— START —

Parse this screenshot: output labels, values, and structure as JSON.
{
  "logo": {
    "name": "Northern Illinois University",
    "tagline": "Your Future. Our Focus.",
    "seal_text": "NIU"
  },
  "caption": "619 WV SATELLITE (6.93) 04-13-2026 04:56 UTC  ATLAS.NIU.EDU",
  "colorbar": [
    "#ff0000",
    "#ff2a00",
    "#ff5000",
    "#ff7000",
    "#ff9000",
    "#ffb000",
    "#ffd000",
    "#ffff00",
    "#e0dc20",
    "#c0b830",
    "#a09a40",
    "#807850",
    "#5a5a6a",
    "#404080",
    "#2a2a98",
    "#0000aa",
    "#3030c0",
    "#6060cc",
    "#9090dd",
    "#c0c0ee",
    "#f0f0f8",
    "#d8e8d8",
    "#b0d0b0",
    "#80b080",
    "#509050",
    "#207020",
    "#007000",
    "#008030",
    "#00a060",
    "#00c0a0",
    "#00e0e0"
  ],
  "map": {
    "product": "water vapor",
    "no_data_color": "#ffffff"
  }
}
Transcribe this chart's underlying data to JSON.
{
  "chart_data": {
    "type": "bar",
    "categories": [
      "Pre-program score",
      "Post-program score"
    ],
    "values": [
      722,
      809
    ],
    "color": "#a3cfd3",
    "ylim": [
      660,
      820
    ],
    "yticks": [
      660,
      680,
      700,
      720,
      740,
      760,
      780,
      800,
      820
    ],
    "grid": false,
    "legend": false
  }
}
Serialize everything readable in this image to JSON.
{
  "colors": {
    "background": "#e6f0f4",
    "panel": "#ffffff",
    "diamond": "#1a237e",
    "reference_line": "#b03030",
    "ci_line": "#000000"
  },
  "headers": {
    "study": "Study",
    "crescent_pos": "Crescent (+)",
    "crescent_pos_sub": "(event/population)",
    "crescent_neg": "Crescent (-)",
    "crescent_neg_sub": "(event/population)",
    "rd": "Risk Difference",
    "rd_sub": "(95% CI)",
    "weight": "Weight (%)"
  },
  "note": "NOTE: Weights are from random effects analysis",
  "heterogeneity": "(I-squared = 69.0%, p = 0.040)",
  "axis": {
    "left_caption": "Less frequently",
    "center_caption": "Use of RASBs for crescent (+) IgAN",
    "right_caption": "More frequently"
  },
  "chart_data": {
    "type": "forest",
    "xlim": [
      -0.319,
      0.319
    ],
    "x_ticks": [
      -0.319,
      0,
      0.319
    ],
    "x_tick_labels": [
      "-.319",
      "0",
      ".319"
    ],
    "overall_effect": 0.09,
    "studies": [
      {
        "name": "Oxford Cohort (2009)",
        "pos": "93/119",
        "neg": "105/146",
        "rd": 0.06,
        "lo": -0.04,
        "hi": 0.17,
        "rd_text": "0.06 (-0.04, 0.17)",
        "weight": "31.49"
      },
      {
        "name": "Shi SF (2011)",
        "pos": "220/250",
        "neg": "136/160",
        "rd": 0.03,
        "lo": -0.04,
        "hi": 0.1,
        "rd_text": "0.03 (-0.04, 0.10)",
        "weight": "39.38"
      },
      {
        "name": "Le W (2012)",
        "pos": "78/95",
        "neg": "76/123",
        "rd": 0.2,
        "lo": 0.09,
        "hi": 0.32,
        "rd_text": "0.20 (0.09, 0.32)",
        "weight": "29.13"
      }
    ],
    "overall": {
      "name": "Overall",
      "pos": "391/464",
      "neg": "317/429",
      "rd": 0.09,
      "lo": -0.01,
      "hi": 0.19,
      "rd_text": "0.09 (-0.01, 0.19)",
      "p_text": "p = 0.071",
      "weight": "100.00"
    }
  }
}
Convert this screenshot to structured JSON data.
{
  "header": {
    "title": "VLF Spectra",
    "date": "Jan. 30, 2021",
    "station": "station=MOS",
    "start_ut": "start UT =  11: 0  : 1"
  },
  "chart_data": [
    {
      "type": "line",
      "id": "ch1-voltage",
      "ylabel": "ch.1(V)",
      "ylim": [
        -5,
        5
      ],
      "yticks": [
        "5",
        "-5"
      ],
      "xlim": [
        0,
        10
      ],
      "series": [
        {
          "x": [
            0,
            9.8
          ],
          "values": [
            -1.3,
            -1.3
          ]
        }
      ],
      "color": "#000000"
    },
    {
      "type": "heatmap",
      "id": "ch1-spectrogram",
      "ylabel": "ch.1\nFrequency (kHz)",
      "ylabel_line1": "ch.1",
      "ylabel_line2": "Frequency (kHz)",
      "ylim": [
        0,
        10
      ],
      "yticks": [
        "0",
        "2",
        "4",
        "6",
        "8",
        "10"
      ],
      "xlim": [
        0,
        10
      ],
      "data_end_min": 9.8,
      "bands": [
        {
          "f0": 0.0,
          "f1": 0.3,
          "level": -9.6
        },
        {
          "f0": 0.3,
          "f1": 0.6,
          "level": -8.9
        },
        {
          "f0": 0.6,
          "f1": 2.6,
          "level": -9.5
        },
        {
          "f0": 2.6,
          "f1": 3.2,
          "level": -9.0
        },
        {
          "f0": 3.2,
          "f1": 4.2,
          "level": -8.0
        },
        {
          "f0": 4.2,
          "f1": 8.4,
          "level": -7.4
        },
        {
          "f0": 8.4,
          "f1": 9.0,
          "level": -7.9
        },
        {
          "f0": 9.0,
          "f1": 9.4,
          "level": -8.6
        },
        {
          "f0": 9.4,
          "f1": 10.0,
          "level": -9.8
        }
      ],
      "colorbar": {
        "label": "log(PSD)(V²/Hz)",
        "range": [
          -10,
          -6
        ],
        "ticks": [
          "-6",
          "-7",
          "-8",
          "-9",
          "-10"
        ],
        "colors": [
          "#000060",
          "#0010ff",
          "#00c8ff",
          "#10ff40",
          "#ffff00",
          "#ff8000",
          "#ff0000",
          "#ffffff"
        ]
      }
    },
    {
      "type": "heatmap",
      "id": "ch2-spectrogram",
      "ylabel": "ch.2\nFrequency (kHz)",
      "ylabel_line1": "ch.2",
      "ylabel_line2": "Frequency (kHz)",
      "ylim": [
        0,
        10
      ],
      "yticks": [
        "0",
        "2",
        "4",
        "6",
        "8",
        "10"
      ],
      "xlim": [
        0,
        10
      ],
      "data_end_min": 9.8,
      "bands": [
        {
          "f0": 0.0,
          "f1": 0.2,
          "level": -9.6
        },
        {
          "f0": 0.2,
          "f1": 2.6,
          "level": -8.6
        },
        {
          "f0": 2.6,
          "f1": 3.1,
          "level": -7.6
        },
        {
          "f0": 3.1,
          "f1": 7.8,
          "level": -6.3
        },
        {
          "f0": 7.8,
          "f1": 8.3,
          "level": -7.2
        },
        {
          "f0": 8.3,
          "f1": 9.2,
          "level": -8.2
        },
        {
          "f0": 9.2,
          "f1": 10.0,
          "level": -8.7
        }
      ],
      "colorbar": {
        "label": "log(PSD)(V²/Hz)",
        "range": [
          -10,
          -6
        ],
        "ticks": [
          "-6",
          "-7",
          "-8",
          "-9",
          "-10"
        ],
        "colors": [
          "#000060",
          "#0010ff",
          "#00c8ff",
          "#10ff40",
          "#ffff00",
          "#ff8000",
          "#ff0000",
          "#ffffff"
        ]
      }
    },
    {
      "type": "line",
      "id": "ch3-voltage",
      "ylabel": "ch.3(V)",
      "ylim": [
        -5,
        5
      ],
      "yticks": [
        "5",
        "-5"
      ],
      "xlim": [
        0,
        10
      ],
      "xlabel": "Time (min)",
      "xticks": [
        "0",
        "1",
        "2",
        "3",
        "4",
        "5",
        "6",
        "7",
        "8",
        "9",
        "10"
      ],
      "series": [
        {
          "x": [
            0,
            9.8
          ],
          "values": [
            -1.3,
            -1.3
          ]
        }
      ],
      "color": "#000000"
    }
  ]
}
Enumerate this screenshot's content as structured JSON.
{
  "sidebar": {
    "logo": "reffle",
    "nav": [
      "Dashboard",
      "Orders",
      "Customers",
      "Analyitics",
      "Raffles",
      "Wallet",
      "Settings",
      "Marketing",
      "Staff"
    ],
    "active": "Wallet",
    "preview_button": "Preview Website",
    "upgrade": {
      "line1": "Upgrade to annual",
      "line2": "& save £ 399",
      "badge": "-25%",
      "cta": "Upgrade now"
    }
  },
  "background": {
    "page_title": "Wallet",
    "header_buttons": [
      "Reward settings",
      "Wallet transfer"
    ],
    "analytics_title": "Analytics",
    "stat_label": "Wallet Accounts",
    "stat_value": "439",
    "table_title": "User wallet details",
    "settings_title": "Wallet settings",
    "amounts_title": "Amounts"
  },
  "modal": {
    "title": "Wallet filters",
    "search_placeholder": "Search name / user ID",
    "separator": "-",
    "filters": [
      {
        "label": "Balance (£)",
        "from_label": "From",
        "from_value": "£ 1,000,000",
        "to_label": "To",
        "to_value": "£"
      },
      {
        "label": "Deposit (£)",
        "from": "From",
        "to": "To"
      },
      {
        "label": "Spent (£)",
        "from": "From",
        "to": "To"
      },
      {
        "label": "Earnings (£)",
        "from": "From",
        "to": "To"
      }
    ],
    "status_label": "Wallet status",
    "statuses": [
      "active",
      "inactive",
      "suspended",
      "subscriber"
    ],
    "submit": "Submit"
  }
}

— END —

→ Goal
Write out every line from the entries where "JSON" appears.

→ Task result
Parse this screenshot: output labels, values, and structure as JSON.
Transcribe this chart's underlying data to JSON.
Serialize everything readable in this image to JSON.
Convert this screenshot to structured JSON data.
Enumerate this screenshot's content as structured JSON.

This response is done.